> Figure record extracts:
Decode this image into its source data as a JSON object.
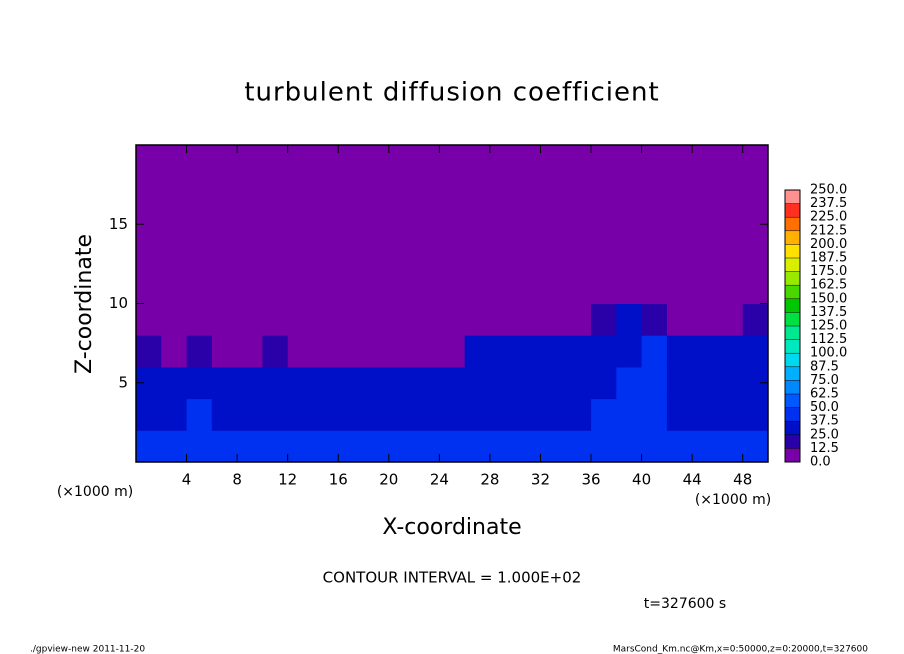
{
  "chart_data": {
    "type": "heatmap",
    "title": "turbulent diffusion coefficient",
    "x_label": "X-coordinate",
    "y_label": "Z-coordinate",
    "x_unit_label": "(×1000 m)",
    "y_unit_label": "(×1000 m)",
    "annotation": "CONTOUR INTERVAL = 1.000E+02",
    "time_label": "t=327600 s",
    "footer_left": "./gpview-new  2011-11-20",
    "footer_right": "MarsCond_Km.nc@Km,x=0:50000,z=0:20000,t=327600",
    "xlim": [
      0,
      50
    ],
    "ylim": [
      0,
      20
    ],
    "xticks": [
      4,
      8,
      12,
      16,
      20,
      24,
      28,
      32,
      36,
      40,
      44,
      48
    ],
    "yticks": [
      5,
      10,
      15
    ],
    "xbins": [
      0,
      2,
      4,
      6,
      8,
      10,
      12,
      14,
      16,
      18,
      20,
      22,
      24,
      26,
      28,
      30,
      32,
      34,
      36,
      38,
      40,
      42,
      44,
      46,
      48,
      50
    ],
    "ybins": [
      0,
      2,
      4,
      6,
      8,
      10,
      12,
      14,
      16,
      18,
      20
    ],
    "z": [
      [
        45,
        40,
        42,
        38,
        40,
        44,
        42,
        40,
        38,
        45,
        42,
        40,
        38,
        40,
        45,
        42,
        40,
        38,
        40,
        42,
        45,
        40,
        38,
        42,
        40
      ],
      [
        30,
        35,
        38,
        32,
        36,
        34,
        30,
        33,
        36,
        32,
        30,
        28,
        30,
        32,
        30,
        34,
        35,
        30,
        38,
        40,
        42,
        35,
        30,
        32,
        34
      ],
      [
        28,
        30,
        32,
        28,
        30,
        32,
        28,
        30,
        28,
        30,
        26,
        30,
        28,
        30,
        32,
        28,
        30,
        32,
        35,
        38,
        40,
        30,
        28,
        30,
        30
      ],
      [
        20,
        12,
        15,
        10,
        12,
        14,
        10,
        12,
        8,
        10,
        8,
        10,
        12,
        25,
        28,
        30,
        30,
        32,
        30,
        35,
        38,
        30,
        28,
        30,
        32
      ],
      [
        0,
        0,
        0,
        0,
        0,
        0,
        0,
        0,
        0,
        0,
        0,
        0,
        0,
        0,
        0,
        0,
        0,
        0,
        20,
        25,
        15,
        0,
        0,
        0,
        15
      ],
      [
        0,
        0,
        0,
        0,
        0,
        0,
        0,
        0,
        0,
        0,
        0,
        0,
        0,
        0,
        0,
        0,
        0,
        0,
        0,
        0,
        0,
        0,
        0,
        0,
        0
      ],
      [
        0,
        0,
        0,
        0,
        0,
        0,
        0,
        0,
        0,
        0,
        0,
        0,
        0,
        0,
        0,
        0,
        0,
        0,
        0,
        0,
        0,
        0,
        0,
        0,
        0
      ],
      [
        0,
        0,
        0,
        0,
        0,
        0,
        0,
        0,
        0,
        0,
        0,
        0,
        0,
        0,
        0,
        0,
        0,
        0,
        0,
        0,
        0,
        0,
        0,
        0,
        0
      ],
      [
        0,
        0,
        0,
        0,
        0,
        0,
        0,
        0,
        0,
        0,
        0,
        0,
        0,
        0,
        0,
        0,
        0,
        0,
        0,
        0,
        0,
        0,
        0,
        0,
        0
      ],
      [
        0,
        0,
        0,
        0,
        0,
        0,
        0,
        0,
        0,
        0,
        0,
        0,
        0,
        0,
        0,
        0,
        0,
        0,
        0,
        0,
        0,
        0,
        0,
        0,
        0
      ]
    ],
    "levels": [
      {
        "value": 0,
        "label": "0.0"
      },
      12.5,
      {
        "value": 25,
        "label": "25.0"
      },
      37.5,
      {
        "value": 50,
        "label": "50.0"
      },
      62.5,
      {
        "value": 75,
        "label": "75.0"
      },
      87.5,
      {
        "value": 100,
        "label": "100.0"
      },
      112.5,
      {
        "value": 125,
        "label": "125.0"
      },
      137.5,
      {
        "value": 150,
        "label": "150.0"
      },
      162.5,
      {
        "value": 175,
        "label": "175.0"
      },
      187.5,
      {
        "value": 200,
        "label": "200.0"
      },
      212.5,
      {
        "value": 225,
        "label": "225.0"
      },
      237.5,
      {
        "value": 250,
        "label": "250.0"
      }
    ],
    "colors": [
      "#7800a8",
      "#2a00a8",
      "#0010c8",
      "#0030f0",
      "#0058ff",
      "#0088ff",
      "#00b0ff",
      "#00d8f0",
      "#00e8c0",
      "#00e890",
      "#00e040",
      "#00c800",
      "#48d800",
      "#98e800",
      "#d8f000",
      "#ffe000",
      "#ffb000",
      "#ff7000",
      "#ff3020",
      "#ff9090"
    ]
  }
}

> Task description: Reproduce all of the material exactly, apart from the pictures.

> Problem solution:
Decode this image into its source data as a JSON object.
{
  "chart_data": {
    "type": "heatmap",
    "title": "turbulent diffusion coefficient",
    "x_label": "X-coordinate",
    "y_label": "Z-coordinate",
    "x_unit_label": "(×1000 m)",
    "y_unit_label": "(×1000 m)",
    "annotation": "CONTOUR INTERVAL = 1.000E+02",
    "time_label": "t=327600 s",
    "footer_left": "./gpview-new  2011-11-20",
    "footer_right": "MarsCond_Km.nc@Km,x=0:50000,z=0:20000,t=327600",
    "xlim": [
      0,
      50
    ],
    "ylim": [
      0,
      20
    ],
    "xticks": [
      4,
      8,
      12,
      16,
      20,
      24,
      28,
      32,
      36,
      40,
      44,
      48
    ],
    "yticks": [
      5,
      10,
      15
    ],
    "xbins": [
      0,
      2,
      4,
      6,
      8,
      10,
      12,
      14,
      16,
      18,
      20,
      22,
      24,
      26,
      28,
      30,
      32,
      34,
      36,
      38,
      40,
      42,
      44,
      46,
      48,
      50
    ],
    "ybins": [
      0,
      2,
      4,
      6,
      8,
      10,
      12,
      14,
      16,
      18,
      20
    ],
    "z": [
      [
        45,
        40,
        42,
        38,
        40,
        44,
        42,
        40,
        38,
        45,
        42,
        40,
        38,
        40,
        45,
        42,
        40,
        38,
        40,
        42,
        45,
        40,
        38,
        42,
        40
      ],
      [
        30,
        35,
        38,
        32,
        36,
        34,
        30,
        33,
        36,
        32,
        30,
        28,
        30,
        32,
        30,
        34,
        35,
        30,
        38,
        40,
        42,
        35,
        30,
        32,
        34
      ],
      [
        28,
        30,
        32,
        28,
        30,
        32,
        28,
        30,
        28,
        30,
        26,
        30,
        28,
        30,
        32,
        28,
        30,
        32,
        35,
        38,
        40,
        30,
        28,
        30,
        30
      ],
      [
        20,
        12,
        15,
        10,
        12,
        14,
        10,
        12,
        8,
        10,
        8,
        10,
        12,
        25,
        28,
        30,
        30,
        32,
        30,
        35,
        38,
        30,
        28,
        30,
        32
      ],
      [
        0,
        0,
        0,
        0,
        0,
        0,
        0,
        0,
        0,
        0,
        0,
        0,
        0,
        0,
        0,
        0,
        0,
        0,
        20,
        25,
        15,
        0,
        0,
        0,
        15
      ],
      [
        0,
        0,
        0,
        0,
        0,
        0,
        0,
        0,
        0,
        0,
        0,
        0,
        0,
        0,
        0,
        0,
        0,
        0,
        0,
        0,
        0,
        0,
        0,
        0,
        0
      ],
      [
        0,
        0,
        0,
        0,
        0,
        0,
        0,
        0,
        0,
        0,
        0,
        0,
        0,
        0,
        0,
        0,
        0,
        0,
        0,
        0,
        0,
        0,
        0,
        0,
        0
      ],
      [
        0,
        0,
        0,
        0,
        0,
        0,
        0,
        0,
        0,
        0,
        0,
        0,
        0,
        0,
        0,
        0,
        0,
        0,
        0,
        0,
        0,
        0,
        0,
        0,
        0
      ],
      [
        0,
        0,
        0,
        0,
        0,
        0,
        0,
        0,
        0,
        0,
        0,
        0,
        0,
        0,
        0,
        0,
        0,
        0,
        0,
        0,
        0,
        0,
        0,
        0,
        0
      ],
      [
        0,
        0,
        0,
        0,
        0,
        0,
        0,
        0,
        0,
        0,
        0,
        0,
        0,
        0,
        0,
        0,
        0,
        0,
        0,
        0,
        0,
        0,
        0,
        0,
        0
      ]
    ],
    "levels": [
      {
        "value": 0,
        "label": "0.0"
      },
      12.5,
      {
        "value": 25,
        "label": "25.0"
      },
      37.5,
      {
        "value": 50,
        "label": "50.0"
      },
      62.5,
      {
        "value": 75,
        "label": "75.0"
      },
      87.5,
      {
        "value": 100,
        "label": "100.0"
      },
      112.5,
      {
        "value": 125,
        "label": "125.0"
      },
      137.5,
      {
        "value": 150,
        "label": "150.0"
      },
      162.5,
      {
        "value": 175,
        "label": "175.0"
      },
      187.5,
      {
        "value": 200,
        "label": "200.0"
      },
      212.5,
      {
        "value": 225,
        "label": "225.0"
      },
      237.5,
      {
        "value": 250,
        "label": "250.0"
      }
    ],
    "colors": [
      "#7800a8",
      "#2a00a8",
      "#0010c8",
      "#0030f0",
      "#0058ff",
      "#0088ff",
      "#00b0ff",
      "#00d8f0",
      "#00e8c0",
      "#00e890",
      "#00e040",
      "#00c800",
      "#48d800",
      "#98e800",
      "#d8f000",
      "#ffe000",
      "#ffb000",
      "#ff7000",
      "#ff3020",
      "#ff9090"
    ]
  }
}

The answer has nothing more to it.